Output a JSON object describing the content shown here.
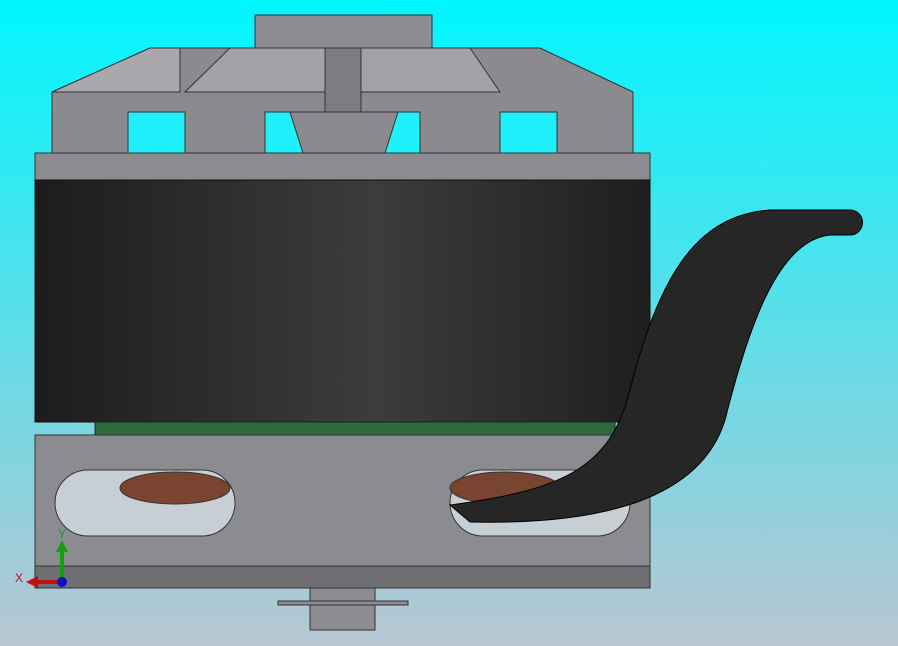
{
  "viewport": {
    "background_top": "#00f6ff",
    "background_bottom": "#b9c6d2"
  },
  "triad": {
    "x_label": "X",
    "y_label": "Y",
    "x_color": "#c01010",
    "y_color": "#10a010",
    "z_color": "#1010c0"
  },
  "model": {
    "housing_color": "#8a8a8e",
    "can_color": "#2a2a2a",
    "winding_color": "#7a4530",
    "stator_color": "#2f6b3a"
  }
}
____________
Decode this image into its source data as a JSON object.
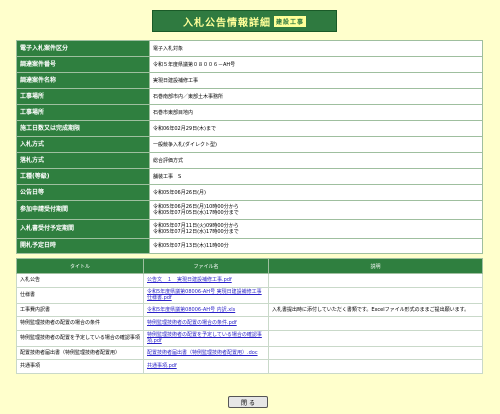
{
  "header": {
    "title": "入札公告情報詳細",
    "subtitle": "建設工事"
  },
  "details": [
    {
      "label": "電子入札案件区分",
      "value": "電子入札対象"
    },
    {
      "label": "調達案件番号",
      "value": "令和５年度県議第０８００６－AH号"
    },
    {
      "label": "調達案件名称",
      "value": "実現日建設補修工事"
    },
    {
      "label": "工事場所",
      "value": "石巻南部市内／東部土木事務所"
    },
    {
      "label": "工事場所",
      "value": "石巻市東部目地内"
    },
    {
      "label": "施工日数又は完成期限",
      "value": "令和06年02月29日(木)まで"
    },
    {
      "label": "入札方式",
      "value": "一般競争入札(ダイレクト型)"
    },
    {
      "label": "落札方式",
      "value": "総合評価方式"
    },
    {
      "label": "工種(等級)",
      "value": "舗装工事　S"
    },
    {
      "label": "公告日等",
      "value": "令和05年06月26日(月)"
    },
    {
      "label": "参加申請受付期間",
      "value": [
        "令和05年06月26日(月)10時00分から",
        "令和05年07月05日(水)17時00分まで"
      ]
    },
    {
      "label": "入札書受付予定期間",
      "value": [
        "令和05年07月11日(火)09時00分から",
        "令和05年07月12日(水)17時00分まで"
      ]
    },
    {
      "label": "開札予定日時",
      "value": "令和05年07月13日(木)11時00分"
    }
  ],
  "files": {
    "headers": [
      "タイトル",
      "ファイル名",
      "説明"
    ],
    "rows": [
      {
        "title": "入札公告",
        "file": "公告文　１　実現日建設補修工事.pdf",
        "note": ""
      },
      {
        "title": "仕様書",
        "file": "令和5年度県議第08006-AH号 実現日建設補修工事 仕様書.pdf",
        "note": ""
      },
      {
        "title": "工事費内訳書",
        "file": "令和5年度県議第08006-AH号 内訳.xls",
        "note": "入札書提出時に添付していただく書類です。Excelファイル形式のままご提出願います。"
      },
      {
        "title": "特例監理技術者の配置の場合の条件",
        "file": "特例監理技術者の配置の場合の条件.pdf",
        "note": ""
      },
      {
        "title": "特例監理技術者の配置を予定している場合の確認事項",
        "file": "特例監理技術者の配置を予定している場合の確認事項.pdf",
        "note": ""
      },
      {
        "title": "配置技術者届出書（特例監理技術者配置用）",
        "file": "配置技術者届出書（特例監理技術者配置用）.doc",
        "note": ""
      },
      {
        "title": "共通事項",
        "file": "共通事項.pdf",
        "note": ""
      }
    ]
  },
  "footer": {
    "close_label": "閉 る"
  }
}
____________
EXERCISE REQUIREMENTS:
Report how many lines in the records above contain the word "object", giving only the number.

COMPLETED TASK:
2